Task goal
An exact copy of the records is required, minus the pictures they hold.

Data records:
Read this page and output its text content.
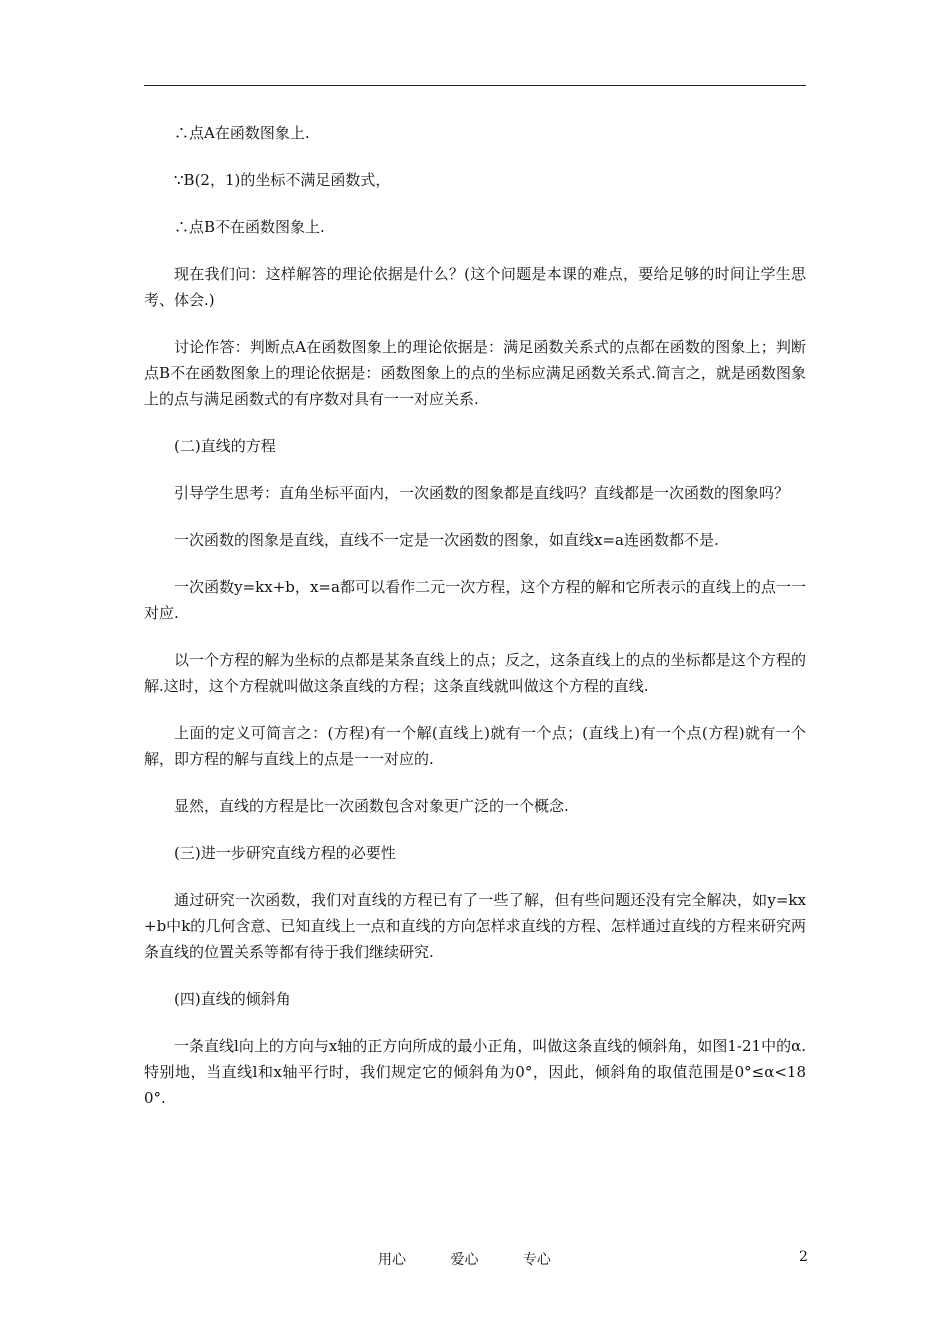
∴点A在函数图象上.

∵B(2，1)的坐标不满足函数式，

∴点B不在函数图象上.

现在我们问：这样解答的理论依据是什么？(这个问题是本课的难点，要给足够的时间让学生思考、体会.)

讨论作答：判断点A在函数图象上的理论依据是：满足函数关系式的点都在函数的图象上；判断点B不在函数图象上的理论依据是：函数图象上的点的坐标应满足函数关系式.简言之，就是函数图象上的点与满足函数式的有序数对具有一一对应关系.

(二)直线的方程

引导学生思考：直角坐标平面内，一次函数的图象都是直线吗？直线都是一次函数的图象吗？

一次函数的图象是直线，直线不一定是一次函数的图象，如直线x=a连函数都不是.

一次函数y=kx+b，x=a都可以看作二元一次方程，这个方程的解和它所表示的直线上的点一一对应.

以一个方程的解为坐标的点都是某条直线上的点；反之，这条直线上的点的坐标都是这个方程的解.这时，这个方程就叫做这条直线的方程；这条直线就叫做这个方程的直线.

上面的定义可简言之：(方程)有一个解(直线上)就有一个点；(直线上)有一个点(方程)就有一个解，即方程的解与直线上的点是一一对应的.

显然，直线的方程是比一次函数包含对象更广泛的一个概念.

(三)进一步研究直线方程的必要性

通过研究一次函数，我们对直线的方程已有了一些了解，但有些问题还没有完全解决，如y=kx+b中k的几何含意、已知直线上一点和直线的方向怎样求直线的方程、怎样通过直线的方程来研究两条直线的位置关系等都有待于我们继续研究.

(四)直线的倾斜角

一条直线l向上的方向与x轴的正方向所成的最小正角，叫做这条直线的倾斜角，如图1-21中的α.特别地，当直线l和x轴平行时，我们规定它的倾斜角为0°，因此，倾斜角的取值范围是0°≤α<180°.

用心	爱心	专心	2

Correct output
Read this page and output its text content.
∴点A在函数图象上.

∵B(2，1)的坐标不满足函数式，

∴点B不在函数图象上.

现在我们问：这样解答的理论依据是什么？(这个问题是本课的难点，要给足够的时间让学生思考、体会.)

讨论作答：判断点A在函数图象上的理论依据是：满足函数关系式的点都在函数的图象上；判断点B不在函数图象上的理论依据是：函数图象上的点的坐标应满足函数关系式.简言之，就是函数图象上的点与满足函数式的有序数对具有一一对应关系.

(二)直线的方程

引导学生思考：直角坐标平面内，一次函数的图象都是直线吗？直线都是一次函数的图象吗？

一次函数的图象是直线，直线不一定是一次函数的图象，如直线x=a连函数都不是.

一次函数y=kx+b，x=a都可以看作二元一次方程，这个方程的解和它所表示的直线上的点一一对应.

以一个方程的解为坐标的点都是某条直线上的点；反之，这条直线上的点的坐标都是这个方程的解.这时，这个方程就叫做这条直线的方程；这条直线就叫做这个方程的直线.

上面的定义可简言之：(方程)有一个解(直线上)就有一个点；(直线上)有一个点(方程)就有一个解，即方程的解与直线上的点是一一对应的.

显然，直线的方程是比一次函数包含对象更广泛的一个概念.

(三)进一步研究直线方程的必要性

通过研究一次函数，我们对直线的方程已有了一些了解，但有些问题还没有完全解决，如y=kx+b中k的几何含意、已知直线上一点和直线的方向怎样求直线的方程、怎样通过直线的方程来研究两条直线的位置关系等都有待于我们继续研究.

(四)直线的倾斜角

一条直线l向上的方向与x轴的正方向所成的最小正角，叫做这条直线的倾斜角，如图1-21中的α.特别地，当直线l和x轴平行时，我们规定它的倾斜角为0°，因此，倾斜角的取值范围是0°≤α<180°.

用心	爱心	专心	2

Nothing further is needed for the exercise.